> **Aim**
Starting from the line containing "What data populates", write out every remaining line exactly, the last one included.

> **Source records**
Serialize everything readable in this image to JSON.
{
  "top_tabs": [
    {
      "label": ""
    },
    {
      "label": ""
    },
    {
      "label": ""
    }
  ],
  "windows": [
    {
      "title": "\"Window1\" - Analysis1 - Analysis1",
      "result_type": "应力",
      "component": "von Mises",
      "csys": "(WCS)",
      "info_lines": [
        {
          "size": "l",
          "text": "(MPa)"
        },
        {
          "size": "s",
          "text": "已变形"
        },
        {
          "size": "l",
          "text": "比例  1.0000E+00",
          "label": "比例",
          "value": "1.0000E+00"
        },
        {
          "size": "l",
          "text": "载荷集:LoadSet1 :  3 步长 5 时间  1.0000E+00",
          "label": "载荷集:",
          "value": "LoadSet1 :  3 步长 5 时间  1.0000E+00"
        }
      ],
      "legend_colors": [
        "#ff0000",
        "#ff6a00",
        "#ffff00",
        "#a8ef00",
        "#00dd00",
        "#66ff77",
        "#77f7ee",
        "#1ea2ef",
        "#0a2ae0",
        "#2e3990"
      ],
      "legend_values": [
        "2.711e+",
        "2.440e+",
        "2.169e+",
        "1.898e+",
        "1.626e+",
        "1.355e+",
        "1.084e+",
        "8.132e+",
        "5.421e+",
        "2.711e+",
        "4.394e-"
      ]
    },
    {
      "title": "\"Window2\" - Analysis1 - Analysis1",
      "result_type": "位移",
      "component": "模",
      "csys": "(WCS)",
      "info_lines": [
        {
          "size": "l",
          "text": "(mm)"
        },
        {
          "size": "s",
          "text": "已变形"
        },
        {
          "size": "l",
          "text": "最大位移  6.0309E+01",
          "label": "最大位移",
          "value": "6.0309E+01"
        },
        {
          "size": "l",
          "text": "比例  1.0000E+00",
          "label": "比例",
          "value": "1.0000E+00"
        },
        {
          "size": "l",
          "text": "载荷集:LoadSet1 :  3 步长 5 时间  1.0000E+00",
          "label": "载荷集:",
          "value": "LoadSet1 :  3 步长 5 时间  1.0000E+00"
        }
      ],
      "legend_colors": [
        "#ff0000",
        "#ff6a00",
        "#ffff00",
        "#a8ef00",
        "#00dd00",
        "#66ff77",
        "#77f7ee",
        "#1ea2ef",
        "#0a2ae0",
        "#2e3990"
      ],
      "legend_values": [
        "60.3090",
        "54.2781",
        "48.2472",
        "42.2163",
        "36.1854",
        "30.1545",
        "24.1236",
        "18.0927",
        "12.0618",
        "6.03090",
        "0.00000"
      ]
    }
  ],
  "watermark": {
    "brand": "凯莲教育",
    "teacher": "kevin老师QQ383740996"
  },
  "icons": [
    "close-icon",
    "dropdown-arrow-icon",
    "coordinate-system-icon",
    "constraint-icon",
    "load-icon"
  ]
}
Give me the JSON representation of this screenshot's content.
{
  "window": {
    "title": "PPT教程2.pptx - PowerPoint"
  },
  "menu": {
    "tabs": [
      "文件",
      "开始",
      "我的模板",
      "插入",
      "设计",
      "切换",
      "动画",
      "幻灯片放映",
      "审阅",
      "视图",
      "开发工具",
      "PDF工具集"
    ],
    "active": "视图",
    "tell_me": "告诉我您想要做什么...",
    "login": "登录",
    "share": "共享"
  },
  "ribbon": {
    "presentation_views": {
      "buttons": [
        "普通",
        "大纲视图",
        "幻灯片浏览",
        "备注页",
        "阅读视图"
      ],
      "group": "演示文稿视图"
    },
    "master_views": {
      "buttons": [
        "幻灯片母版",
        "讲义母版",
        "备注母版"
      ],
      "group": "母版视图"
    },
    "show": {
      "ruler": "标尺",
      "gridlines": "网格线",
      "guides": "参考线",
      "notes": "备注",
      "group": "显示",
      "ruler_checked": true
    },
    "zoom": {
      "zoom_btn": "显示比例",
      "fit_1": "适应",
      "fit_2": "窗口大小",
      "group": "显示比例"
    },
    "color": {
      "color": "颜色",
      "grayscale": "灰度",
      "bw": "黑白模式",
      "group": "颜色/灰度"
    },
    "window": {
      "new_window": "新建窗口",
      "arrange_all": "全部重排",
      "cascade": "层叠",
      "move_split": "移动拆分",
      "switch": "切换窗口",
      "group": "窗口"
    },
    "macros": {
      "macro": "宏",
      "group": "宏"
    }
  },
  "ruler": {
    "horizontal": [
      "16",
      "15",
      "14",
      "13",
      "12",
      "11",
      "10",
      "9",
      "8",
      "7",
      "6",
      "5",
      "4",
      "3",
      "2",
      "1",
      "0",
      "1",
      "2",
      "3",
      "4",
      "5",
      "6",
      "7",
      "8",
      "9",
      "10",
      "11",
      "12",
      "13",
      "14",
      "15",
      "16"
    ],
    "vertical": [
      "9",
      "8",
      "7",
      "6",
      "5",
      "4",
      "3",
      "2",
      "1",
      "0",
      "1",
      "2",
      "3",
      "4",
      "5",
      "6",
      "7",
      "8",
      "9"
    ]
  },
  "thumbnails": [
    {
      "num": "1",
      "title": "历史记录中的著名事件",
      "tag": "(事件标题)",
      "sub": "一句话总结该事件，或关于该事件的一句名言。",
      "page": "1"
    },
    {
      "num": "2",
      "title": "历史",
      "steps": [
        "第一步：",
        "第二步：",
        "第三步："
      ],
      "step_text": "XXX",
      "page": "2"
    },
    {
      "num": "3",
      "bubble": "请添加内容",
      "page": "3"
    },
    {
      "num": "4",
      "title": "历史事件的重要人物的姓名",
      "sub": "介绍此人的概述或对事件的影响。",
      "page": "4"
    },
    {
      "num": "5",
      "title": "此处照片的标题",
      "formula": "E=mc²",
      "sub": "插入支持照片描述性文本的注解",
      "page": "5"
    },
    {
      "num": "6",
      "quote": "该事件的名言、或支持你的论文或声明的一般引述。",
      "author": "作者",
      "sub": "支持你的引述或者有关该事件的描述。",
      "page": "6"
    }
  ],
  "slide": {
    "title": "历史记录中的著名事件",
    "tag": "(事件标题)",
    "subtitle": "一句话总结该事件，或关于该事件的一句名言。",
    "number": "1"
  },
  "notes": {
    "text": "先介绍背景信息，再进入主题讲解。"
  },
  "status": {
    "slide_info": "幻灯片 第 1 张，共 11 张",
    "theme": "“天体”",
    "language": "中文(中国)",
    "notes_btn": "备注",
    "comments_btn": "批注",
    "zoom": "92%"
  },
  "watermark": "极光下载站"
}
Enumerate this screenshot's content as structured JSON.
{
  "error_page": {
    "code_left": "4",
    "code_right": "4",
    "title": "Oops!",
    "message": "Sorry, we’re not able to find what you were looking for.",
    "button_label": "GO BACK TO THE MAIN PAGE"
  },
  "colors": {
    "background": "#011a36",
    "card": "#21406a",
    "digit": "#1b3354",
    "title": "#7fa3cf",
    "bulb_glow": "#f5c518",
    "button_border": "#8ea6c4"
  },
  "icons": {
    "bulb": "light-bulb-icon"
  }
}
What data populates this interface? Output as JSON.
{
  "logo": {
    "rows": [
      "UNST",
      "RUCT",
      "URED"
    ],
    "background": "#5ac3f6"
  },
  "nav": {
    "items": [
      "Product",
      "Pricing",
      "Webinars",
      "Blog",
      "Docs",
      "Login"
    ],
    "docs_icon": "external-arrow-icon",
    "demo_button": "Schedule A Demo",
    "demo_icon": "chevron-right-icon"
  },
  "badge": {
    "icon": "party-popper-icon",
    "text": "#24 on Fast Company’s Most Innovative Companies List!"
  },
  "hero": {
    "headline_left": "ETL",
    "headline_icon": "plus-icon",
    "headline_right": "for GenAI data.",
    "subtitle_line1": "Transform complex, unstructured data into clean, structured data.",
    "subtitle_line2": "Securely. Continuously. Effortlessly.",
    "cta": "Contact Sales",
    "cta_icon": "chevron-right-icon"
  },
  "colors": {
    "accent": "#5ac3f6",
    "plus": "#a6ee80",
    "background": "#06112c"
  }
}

> **Answer to the exercise**
What data populates this interface? Output as JSON.
{
  "logo": {
    "rows": [
      "UNST",
      "RUCT",
      "URED"
    ],
    "background": "#5ac3f6"
  },
  "nav": {
    "items": [
      "Product",
      "Pricing",
      "Webinars",
      "Blog",
      "Docs",
      "Login"
    ],
    "docs_icon": "external-arrow-icon",
    "demo_button": "Schedule A Demo",
    "demo_icon": "chevron-right-icon"
  },
  "badge": {
    "icon": "party-popper-icon",
    "text": "#24 on Fast Company’s Most Innovative Companies List!"
  },
  "hero": {
    "headline_left": "ETL",
    "headline_icon": "plus-icon",
    "headline_right": "for GenAI data.",
    "subtitle_line1": "Transform complex, unstructured data into clean, structured data.",
    "subtitle_line2": "Securely. Continuously. Effortlessly.",
    "cta": "Contact Sales",
    "cta_icon": "chevron-right-icon"
  },
  "colors": {
    "accent": "#5ac3f6",
    "plus": "#a6ee80",
    "background": "#06112c"
  }
}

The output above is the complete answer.